* _TASK BRIEF_
Extract the complete listing and repeat it word for word.

* _INPUT MATERIAL_

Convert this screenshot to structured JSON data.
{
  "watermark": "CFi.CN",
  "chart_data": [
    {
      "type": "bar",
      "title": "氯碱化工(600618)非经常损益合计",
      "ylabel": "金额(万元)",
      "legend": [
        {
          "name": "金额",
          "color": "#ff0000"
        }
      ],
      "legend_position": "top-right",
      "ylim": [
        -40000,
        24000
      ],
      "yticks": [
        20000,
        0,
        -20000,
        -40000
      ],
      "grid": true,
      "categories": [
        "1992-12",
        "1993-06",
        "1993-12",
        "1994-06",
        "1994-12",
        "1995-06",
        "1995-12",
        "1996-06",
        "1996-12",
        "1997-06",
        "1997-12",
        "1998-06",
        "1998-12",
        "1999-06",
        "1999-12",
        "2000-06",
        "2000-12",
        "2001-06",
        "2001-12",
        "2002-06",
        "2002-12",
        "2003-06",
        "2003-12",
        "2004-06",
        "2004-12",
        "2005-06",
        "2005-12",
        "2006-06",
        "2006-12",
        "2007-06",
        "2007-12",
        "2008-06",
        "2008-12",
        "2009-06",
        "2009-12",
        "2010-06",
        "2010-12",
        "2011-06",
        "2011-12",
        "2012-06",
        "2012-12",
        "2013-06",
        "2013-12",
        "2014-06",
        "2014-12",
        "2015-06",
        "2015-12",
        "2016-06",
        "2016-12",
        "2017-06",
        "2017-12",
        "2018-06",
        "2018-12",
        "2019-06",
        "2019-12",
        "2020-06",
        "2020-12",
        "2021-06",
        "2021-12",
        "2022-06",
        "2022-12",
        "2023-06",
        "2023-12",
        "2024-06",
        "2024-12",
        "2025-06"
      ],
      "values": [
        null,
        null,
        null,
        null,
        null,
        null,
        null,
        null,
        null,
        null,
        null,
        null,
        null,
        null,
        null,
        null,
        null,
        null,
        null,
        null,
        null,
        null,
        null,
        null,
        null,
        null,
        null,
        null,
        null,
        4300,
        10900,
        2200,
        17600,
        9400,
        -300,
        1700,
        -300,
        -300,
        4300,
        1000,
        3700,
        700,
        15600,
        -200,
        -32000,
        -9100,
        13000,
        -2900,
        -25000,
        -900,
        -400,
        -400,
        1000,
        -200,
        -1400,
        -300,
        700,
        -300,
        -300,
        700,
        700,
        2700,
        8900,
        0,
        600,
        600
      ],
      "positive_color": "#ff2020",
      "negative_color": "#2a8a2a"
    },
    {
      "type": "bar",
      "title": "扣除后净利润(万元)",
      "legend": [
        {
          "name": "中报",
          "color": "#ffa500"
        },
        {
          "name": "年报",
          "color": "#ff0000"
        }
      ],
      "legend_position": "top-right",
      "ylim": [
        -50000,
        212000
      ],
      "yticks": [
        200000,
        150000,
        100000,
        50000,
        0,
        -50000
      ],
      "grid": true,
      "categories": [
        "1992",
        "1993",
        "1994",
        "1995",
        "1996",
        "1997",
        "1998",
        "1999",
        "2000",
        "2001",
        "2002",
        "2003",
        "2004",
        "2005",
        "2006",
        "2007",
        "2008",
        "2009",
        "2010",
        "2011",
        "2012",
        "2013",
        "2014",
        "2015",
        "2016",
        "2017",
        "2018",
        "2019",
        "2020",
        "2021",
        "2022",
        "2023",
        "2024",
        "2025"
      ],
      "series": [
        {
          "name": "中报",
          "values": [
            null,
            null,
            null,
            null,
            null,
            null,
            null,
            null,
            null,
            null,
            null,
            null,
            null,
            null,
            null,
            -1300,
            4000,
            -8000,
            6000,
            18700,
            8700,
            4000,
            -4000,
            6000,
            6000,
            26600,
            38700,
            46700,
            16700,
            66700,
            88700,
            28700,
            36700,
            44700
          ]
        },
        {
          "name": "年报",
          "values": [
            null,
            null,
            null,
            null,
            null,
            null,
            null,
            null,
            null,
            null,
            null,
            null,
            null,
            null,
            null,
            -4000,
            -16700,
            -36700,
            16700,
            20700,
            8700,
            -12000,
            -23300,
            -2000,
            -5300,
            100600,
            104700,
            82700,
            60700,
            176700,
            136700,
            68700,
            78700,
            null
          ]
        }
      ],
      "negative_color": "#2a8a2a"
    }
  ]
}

* _RESULT BELOW_
Convert this screenshot to structured JSON data.
{
  "watermark": "CFi.CN",
  "chart_data": [
    {
      "type": "bar",
      "title": "氯碱化工(600618)非经常损益合计",
      "ylabel": "金额(万元)",
      "legend": [
        {
          "name": "金额",
          "color": "#ff0000"
        }
      ],
      "legend_position": "top-right",
      "ylim": [
        -40000,
        24000
      ],
      "yticks": [
        20000,
        0,
        -20000,
        -40000
      ],
      "grid": true,
      "categories": [
        "1992-12",
        "1993-06",
        "1993-12",
        "1994-06",
        "1994-12",
        "1995-06",
        "1995-12",
        "1996-06",
        "1996-12",
        "1997-06",
        "1997-12",
        "1998-06",
        "1998-12",
        "1999-06",
        "1999-12",
        "2000-06",
        "2000-12",
        "2001-06",
        "2001-12",
        "2002-06",
        "2002-12",
        "2003-06",
        "2003-12",
        "2004-06",
        "2004-12",
        "2005-06",
        "2005-12",
        "2006-06",
        "2006-12",
        "2007-06",
        "2007-12",
        "2008-06",
        "2008-12",
        "2009-06",
        "2009-12",
        "2010-06",
        "2010-12",
        "2011-06",
        "2011-12",
        "2012-06",
        "2012-12",
        "2013-06",
        "2013-12",
        "2014-06",
        "2014-12",
        "2015-06",
        "2015-12",
        "2016-06",
        "2016-12",
        "2017-06",
        "2017-12",
        "2018-06",
        "2018-12",
        "2019-06",
        "2019-12",
        "2020-06",
        "2020-12",
        "2021-06",
        "2021-12",
        "2022-06",
        "2022-12",
        "2023-06",
        "2023-12",
        "2024-06",
        "2024-12",
        "2025-06"
      ],
      "values": [
        null,
        null,
        null,
        null,
        null,
        null,
        null,
        null,
        null,
        null,
        null,
        null,
        null,
        null,
        null,
        null,
        null,
        null,
        null,
        null,
        null,
        null,
        null,
        null,
        null,
        null,
        null,
        null,
        null,
        4300,
        10900,
        2200,
        17600,
        9400,
        -300,
        1700,
        -300,
        -300,
        4300,
        1000,
        3700,
        700,
        15600,
        -200,
        -32000,
        -9100,
        13000,
        -2900,
        -25000,
        -900,
        -400,
        -400,
        1000,
        -200,
        -1400,
        -300,
        700,
        -300,
        -300,
        700,
        700,
        2700,
        8900,
        0,
        600,
        600
      ],
      "positive_color": "#ff2020",
      "negative_color": "#2a8a2a"
    },
    {
      "type": "bar",
      "title": "扣除后净利润(万元)",
      "legend": [
        {
          "name": "中报",
          "color": "#ffa500"
        },
        {
          "name": "年报",
          "color": "#ff0000"
        }
      ],
      "legend_position": "top-right",
      "ylim": [
        -50000,
        212000
      ],
      "yticks": [
        200000,
        150000,
        100000,
        50000,
        0,
        -50000
      ],
      "grid": true,
      "categories": [
        "1992",
        "1993",
        "1994",
        "1995",
        "1996",
        "1997",
        "1998",
        "1999",
        "2000",
        "2001",
        "2002",
        "2003",
        "2004",
        "2005",
        "2006",
        "2007",
        "2008",
        "2009",
        "2010",
        "2011",
        "2012",
        "2013",
        "2014",
        "2015",
        "2016",
        "2017",
        "2018",
        "2019",
        "2020",
        "2021",
        "2022",
        "2023",
        "2024",
        "2025"
      ],
      "series": [
        {
          "name": "中报",
          "values": [
            null,
            null,
            null,
            null,
            null,
            null,
            null,
            null,
            null,
            null,
            null,
            null,
            null,
            null,
            null,
            -1300,
            4000,
            -8000,
            6000,
            18700,
            8700,
            4000,
            -4000,
            6000,
            6000,
            26600,
            38700,
            46700,
            16700,
            66700,
            88700,
            28700,
            36700,
            44700
          ]
        },
        {
          "name": "年报",
          "values": [
            null,
            null,
            null,
            null,
            null,
            null,
            null,
            null,
            null,
            null,
            null,
            null,
            null,
            null,
            null,
            -4000,
            -16700,
            -36700,
            16700,
            20700,
            8700,
            -12000,
            -23300,
            -2000,
            -5300,
            100600,
            104700,
            82700,
            60700,
            176700,
            136700,
            68700,
            78700,
            null
          ]
        }
      ],
      "negative_color": "#2a8a2a"
    }
  ]
}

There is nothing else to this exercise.